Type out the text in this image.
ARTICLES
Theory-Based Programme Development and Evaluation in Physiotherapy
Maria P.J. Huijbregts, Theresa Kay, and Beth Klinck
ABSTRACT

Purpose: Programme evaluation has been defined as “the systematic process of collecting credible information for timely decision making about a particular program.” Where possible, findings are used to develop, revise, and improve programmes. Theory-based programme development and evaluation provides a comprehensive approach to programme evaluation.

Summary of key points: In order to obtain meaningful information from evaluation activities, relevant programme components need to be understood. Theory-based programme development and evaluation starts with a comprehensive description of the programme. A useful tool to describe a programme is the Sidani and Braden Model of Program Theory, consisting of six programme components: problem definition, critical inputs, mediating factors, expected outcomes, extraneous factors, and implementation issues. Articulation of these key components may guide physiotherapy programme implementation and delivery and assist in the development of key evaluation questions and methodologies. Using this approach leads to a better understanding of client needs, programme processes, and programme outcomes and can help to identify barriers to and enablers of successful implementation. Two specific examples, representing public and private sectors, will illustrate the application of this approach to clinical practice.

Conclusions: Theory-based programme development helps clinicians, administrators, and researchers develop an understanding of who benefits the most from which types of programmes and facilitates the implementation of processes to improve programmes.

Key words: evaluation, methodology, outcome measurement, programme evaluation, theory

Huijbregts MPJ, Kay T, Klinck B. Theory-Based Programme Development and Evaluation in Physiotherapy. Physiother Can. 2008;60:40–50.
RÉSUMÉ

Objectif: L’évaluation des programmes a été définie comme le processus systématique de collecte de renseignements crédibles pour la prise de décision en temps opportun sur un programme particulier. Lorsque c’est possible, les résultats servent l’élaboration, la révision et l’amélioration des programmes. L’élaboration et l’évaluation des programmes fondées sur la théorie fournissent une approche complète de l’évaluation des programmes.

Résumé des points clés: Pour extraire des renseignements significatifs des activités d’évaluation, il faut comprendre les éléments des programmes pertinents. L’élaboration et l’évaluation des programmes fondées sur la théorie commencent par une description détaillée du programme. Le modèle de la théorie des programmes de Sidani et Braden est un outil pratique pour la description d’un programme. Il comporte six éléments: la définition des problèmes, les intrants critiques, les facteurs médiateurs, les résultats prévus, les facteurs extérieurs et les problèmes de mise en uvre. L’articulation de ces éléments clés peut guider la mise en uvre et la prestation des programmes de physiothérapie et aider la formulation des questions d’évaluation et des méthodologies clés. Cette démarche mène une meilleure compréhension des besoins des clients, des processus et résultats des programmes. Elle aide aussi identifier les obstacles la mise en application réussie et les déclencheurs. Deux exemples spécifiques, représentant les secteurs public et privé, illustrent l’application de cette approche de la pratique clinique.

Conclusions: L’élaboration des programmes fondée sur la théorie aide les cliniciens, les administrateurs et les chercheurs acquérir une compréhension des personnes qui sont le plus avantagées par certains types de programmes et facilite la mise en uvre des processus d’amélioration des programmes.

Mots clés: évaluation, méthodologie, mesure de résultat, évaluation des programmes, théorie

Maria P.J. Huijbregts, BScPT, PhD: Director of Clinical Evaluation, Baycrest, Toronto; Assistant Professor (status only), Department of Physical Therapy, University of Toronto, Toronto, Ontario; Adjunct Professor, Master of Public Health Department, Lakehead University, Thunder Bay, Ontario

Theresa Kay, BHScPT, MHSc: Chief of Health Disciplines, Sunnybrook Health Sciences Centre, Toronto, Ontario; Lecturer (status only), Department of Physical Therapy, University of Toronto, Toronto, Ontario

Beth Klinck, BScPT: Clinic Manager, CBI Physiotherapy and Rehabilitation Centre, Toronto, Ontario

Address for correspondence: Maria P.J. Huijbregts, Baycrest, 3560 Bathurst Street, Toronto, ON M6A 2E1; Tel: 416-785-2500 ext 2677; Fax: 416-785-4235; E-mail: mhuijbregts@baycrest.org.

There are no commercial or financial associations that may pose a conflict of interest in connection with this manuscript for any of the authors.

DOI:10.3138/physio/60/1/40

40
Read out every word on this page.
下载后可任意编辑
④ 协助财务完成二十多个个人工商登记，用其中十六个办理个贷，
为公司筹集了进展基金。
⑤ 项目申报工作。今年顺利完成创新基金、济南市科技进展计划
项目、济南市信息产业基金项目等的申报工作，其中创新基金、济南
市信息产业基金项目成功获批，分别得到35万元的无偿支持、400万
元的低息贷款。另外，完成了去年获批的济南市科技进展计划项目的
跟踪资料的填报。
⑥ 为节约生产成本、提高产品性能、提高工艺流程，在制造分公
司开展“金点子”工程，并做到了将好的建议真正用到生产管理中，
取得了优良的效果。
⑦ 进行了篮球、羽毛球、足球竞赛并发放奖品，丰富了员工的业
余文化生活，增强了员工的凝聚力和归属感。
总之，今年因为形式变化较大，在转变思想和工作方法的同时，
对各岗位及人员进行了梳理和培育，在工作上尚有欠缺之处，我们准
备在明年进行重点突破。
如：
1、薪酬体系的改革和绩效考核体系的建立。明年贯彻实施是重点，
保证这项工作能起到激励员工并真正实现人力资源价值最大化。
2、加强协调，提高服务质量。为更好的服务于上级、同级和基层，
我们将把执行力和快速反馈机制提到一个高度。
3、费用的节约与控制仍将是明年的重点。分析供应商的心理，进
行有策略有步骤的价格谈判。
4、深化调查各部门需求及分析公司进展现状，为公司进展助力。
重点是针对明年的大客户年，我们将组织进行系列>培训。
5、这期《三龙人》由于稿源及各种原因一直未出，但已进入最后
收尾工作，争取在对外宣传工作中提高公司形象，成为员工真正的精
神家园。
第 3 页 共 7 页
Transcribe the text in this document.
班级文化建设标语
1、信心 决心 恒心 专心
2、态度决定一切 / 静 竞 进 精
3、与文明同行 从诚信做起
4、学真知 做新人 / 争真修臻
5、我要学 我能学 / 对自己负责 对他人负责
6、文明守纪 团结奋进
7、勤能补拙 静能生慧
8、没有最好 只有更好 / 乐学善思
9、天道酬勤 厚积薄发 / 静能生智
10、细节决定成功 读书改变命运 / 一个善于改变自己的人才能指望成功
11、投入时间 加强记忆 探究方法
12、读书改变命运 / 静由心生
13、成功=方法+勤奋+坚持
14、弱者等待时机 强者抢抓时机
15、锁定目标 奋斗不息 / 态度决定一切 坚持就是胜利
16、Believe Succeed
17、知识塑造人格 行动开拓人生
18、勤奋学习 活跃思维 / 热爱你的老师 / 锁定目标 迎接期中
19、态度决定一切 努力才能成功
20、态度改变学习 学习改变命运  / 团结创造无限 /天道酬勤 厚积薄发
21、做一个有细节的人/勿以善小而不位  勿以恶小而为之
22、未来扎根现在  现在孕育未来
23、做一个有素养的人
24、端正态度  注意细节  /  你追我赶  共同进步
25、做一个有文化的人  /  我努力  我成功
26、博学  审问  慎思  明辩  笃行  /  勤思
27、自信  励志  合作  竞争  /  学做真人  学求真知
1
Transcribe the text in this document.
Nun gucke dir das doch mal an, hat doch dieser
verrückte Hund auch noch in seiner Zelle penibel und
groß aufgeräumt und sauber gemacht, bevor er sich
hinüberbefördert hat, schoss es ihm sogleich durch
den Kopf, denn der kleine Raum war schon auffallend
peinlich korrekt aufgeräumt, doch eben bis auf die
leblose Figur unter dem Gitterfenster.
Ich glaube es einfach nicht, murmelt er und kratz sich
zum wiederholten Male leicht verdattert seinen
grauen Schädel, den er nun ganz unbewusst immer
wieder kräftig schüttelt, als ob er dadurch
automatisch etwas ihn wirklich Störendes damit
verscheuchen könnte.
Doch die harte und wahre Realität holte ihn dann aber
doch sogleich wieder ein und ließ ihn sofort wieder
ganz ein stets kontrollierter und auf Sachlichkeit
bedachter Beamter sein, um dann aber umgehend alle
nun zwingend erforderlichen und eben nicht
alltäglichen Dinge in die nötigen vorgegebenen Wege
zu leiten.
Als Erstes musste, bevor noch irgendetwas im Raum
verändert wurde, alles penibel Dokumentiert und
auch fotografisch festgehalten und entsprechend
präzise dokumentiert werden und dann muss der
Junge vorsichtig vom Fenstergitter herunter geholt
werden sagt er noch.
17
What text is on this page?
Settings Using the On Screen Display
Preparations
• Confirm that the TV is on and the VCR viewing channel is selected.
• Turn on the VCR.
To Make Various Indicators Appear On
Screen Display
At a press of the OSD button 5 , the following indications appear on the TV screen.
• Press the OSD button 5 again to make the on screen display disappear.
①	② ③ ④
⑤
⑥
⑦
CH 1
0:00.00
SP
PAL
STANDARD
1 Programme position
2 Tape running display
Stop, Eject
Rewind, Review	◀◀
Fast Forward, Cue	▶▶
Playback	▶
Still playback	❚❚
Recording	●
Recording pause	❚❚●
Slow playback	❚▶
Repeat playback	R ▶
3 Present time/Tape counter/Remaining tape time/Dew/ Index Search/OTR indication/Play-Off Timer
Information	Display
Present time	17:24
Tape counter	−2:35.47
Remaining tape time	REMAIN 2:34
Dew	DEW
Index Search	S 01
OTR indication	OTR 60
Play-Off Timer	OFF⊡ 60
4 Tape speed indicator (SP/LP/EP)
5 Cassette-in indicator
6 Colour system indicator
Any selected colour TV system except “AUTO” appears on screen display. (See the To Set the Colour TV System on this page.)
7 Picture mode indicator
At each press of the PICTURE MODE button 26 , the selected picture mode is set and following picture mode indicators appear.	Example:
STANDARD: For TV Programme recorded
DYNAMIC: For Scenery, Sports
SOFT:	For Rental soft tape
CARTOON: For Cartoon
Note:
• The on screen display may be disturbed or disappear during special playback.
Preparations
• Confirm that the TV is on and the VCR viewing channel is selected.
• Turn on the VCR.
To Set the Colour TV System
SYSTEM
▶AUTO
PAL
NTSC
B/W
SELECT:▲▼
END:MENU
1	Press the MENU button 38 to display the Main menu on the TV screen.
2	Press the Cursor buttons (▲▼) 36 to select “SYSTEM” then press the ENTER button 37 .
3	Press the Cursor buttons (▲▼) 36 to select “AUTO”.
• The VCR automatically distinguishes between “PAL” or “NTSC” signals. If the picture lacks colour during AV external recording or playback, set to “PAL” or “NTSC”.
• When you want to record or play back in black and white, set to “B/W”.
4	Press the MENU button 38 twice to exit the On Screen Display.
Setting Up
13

**The exercise:**
In the listing above, find each line with the word "auch" and copy it.

**Completed task:**
verrückte Hund auch noch in seiner Zelle penibel und
auch fotografisch festgehalten und entsprechend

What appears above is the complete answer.